Requirements: Reproduce the listing word for word. Skip any image.

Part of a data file
## begin

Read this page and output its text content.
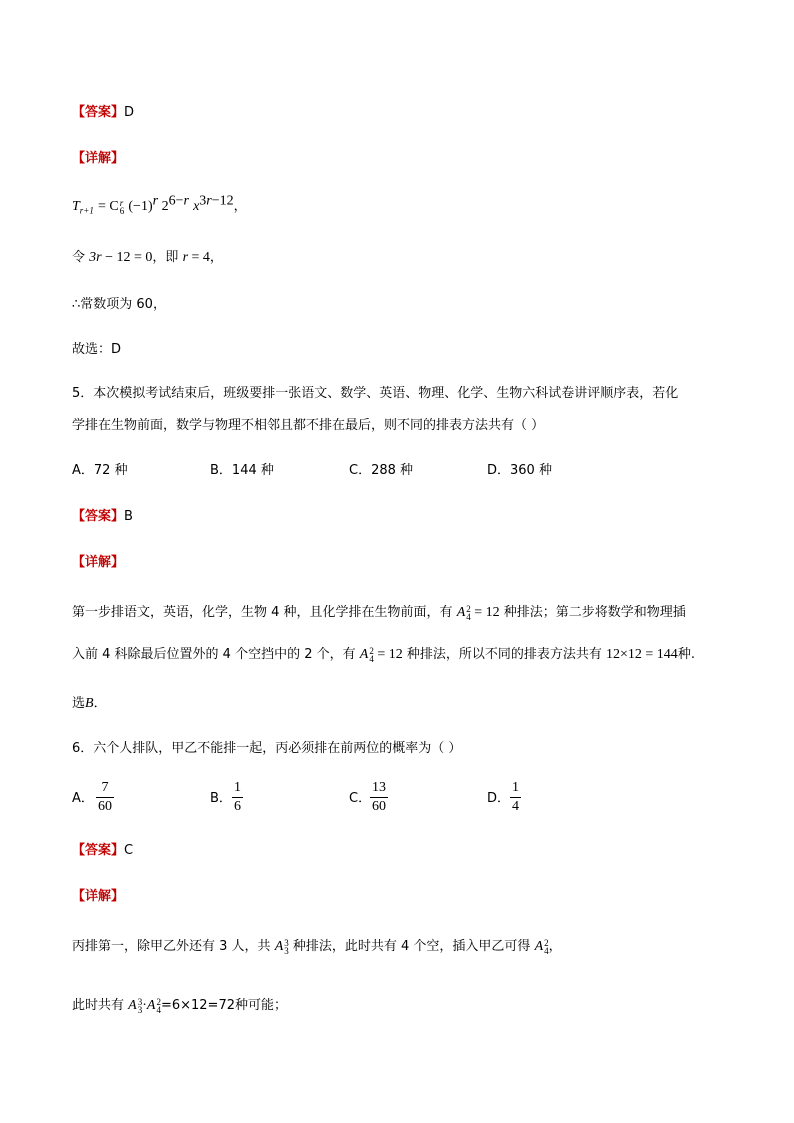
【答案】D
【详解】
$T_{r+1} = C$ r
6 $(-1)^r$ $2^{6-r}$ $x^{3r-12}$，
令 3r − 12 = 0，即 r = 4，
∴常数项为 60，
故选：D
5．本次模拟考试结束后，班级要排一张语文、数学、英语、物理、化学、生物六科试卷讲评顺序表，若化
学排在生物前面，数学与物理不相邻且都不排在最后，则不同的排表方法共有（ ）
A．72 种	B．144 种	C．288 种	D．360 种
【答案】B
【详解】
第一步排语文，英语，化学，生物 4 种，且化学排在生物前面，有 A 2
4 = 12 种排法；第二步将数学和物理插
入前 4 科除最后位置外的 4 个空挡中的 2 个，有 A 2
4 = 12 种排法，所以不同的排表方法共有 12×12 = 144种.
选B．
6．六个人排队，甲乙不能排一起，丙必须排在前两位的概率为（ ）
A．
7
60
B．
1
6
C．
13
60
D．
1
4
【答案】C
【详解】
丙排第一，除甲乙外还有 3 人，共 A 3
3 种排法，此时共有 4 个空，插入甲乙可得 A 2
4 ，
此时共有 A 3
3 ·A 2
4 =6×12=72种可能；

## end

Exercise answer:
Read this page and output its text content.
【答案】D
【详解】
$T_{r+1} = C$ r
6 $(-1)^r$ $2^{6-r}$ $x^{3r-12}$，
令 3r − 12 = 0，即 r = 4，
∴常数项为 60，
故选：D
5．本次模拟考试结束后，班级要排一张语文、数学、英语、物理、化学、生物六科试卷讲评顺序表，若化
学排在生物前面，数学与物理不相邻且都不排在最后，则不同的排表方法共有（ ）
A．72 种	B．144 种	C．288 种	D．360 种
【答案】B
【详解】
第一步排语文，英语，化学，生物 4 种，且化学排在生物前面，有 A 2
4 = 12 种排法；第二步将数学和物理插
入前 4 科除最后位置外的 4 个空挡中的 2 个，有 A 2
4 = 12 种排法，所以不同的排表方法共有 12×12 = 144种.
选B．
6．六个人排队，甲乙不能排一起，丙必须排在前两位的概率为（ ）
A．
7
60
B．
1
6
C．
13
60
D．
1
4
【答案】C
【详解】
丙排第一，除甲乙外还有 3 人，共 A 3
3 种排法，此时共有 4 个空，插入甲乙可得 A 2
4 ，
此时共有 A 3
3 ·A 2
4 =6×12=72种可能；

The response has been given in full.